Énoncé - Recopiez à l'identique les lignes, depuis la première jusqu'à celle qui contient « activity-type-crm-task[interactable]: CRM задача/Дело », ces deux lignes comprises.

──────

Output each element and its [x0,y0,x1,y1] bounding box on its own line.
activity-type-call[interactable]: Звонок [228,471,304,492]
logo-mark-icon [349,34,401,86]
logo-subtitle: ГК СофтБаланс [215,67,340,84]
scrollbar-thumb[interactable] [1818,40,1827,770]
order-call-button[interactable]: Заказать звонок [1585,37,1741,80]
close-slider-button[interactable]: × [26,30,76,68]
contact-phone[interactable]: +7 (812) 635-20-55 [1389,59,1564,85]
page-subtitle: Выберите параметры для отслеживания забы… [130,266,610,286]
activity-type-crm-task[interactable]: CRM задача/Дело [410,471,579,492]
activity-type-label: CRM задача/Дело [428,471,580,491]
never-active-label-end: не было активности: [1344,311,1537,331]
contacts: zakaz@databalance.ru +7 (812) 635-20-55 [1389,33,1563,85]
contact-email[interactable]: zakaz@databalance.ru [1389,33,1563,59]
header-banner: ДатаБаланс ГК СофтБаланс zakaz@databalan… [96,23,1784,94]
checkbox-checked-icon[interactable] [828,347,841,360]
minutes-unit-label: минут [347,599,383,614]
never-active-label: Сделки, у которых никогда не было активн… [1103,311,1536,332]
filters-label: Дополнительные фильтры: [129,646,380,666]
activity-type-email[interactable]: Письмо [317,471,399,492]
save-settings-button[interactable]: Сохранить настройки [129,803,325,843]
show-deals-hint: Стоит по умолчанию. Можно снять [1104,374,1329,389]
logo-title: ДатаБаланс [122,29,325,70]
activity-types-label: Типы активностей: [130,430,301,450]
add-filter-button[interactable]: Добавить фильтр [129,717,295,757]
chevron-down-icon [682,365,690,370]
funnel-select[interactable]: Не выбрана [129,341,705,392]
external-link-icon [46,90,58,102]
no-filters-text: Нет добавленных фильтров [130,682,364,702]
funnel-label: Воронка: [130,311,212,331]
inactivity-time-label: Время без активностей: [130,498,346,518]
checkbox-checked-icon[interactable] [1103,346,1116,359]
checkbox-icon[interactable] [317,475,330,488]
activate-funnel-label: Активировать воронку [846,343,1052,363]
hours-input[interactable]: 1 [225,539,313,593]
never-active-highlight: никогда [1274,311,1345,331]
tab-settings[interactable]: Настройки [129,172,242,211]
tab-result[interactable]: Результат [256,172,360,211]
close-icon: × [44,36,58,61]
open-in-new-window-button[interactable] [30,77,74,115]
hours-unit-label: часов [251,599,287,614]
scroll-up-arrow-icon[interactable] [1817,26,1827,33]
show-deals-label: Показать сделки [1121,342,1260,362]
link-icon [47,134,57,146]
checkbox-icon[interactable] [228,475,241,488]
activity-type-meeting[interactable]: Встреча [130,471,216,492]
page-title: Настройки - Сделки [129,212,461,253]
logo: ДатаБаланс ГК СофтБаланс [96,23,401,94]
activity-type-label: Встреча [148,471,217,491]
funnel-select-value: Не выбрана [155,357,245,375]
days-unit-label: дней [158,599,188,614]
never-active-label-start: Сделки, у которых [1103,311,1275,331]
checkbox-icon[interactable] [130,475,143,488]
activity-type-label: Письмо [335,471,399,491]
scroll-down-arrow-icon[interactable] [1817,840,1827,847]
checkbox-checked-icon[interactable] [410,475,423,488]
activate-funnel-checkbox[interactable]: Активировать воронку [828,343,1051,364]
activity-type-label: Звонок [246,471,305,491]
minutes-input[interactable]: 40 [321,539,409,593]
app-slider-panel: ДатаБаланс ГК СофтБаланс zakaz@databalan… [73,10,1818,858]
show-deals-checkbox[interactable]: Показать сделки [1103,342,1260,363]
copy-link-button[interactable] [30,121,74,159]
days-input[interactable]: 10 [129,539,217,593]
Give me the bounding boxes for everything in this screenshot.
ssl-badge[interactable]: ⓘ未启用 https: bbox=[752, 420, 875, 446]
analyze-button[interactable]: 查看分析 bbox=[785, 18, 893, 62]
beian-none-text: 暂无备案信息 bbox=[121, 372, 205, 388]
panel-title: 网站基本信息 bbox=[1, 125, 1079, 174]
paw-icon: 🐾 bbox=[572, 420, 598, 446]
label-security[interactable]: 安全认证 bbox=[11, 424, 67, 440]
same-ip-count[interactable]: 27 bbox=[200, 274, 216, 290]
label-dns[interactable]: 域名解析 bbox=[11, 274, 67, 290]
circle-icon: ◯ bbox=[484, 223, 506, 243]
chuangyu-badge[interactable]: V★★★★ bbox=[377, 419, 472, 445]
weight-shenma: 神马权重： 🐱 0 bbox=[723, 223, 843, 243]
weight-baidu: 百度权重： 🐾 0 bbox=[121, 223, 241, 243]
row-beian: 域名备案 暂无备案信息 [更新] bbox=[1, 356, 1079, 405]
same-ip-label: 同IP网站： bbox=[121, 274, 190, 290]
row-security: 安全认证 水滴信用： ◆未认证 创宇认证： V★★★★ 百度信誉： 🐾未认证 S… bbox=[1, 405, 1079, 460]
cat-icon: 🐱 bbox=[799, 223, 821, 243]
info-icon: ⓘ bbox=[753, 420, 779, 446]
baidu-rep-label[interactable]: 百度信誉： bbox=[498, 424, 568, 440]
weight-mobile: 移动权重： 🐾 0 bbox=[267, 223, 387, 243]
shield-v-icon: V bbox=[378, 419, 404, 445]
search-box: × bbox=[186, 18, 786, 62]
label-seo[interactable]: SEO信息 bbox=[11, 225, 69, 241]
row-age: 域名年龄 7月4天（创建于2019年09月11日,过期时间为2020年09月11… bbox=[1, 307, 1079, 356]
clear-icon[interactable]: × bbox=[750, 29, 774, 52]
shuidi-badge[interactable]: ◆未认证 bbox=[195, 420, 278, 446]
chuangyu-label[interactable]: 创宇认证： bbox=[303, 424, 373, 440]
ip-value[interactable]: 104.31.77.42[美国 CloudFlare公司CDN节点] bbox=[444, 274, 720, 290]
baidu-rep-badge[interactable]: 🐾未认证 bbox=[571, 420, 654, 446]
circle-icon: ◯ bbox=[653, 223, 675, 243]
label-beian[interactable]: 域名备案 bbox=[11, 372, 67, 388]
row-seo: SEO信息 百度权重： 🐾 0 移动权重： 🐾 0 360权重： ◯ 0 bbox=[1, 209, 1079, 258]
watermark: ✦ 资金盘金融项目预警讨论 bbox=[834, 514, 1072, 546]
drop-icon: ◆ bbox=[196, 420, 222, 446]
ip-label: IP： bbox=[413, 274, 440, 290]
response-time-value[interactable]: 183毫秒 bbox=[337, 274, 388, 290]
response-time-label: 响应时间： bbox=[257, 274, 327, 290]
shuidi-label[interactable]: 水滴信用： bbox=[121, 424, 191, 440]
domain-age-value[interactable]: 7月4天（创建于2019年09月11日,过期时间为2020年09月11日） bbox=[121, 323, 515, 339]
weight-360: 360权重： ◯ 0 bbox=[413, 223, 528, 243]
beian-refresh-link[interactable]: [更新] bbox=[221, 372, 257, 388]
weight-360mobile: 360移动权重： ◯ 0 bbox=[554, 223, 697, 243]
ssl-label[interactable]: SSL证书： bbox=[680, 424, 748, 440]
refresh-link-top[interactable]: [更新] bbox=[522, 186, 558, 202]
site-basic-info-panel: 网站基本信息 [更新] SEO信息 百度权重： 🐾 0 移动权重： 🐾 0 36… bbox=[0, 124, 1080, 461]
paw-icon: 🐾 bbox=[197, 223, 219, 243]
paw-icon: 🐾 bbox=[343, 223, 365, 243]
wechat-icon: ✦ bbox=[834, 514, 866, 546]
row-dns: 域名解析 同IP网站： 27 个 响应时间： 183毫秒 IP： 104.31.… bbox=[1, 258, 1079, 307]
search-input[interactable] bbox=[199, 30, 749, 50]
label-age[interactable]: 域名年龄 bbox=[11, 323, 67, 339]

──────

Réponse -
Output each element and its [x0,y0,x1,y1] bounding box on its own line.
activity-type-call[interactable]: Звонок [228,471,304,492]
logo-mark-icon [349,34,401,86]
logo-subtitle: ГК СофтБаланс [215,67,340,84]
scrollbar-thumb[interactable] [1818,40,1827,770]
order-call-button[interactable]: Заказать звонок [1585,37,1741,80]
close-slider-button[interactable]: × [26,30,76,68]
contact-phone[interactable]: +7 (812) 635-20-55 [1389,59,1564,85]
page-subtitle: Выберите параметры для отслеживания забы… [130,266,610,286]
activity-type-crm-task[interactable]: CRM задача/Дело [410,471,579,492]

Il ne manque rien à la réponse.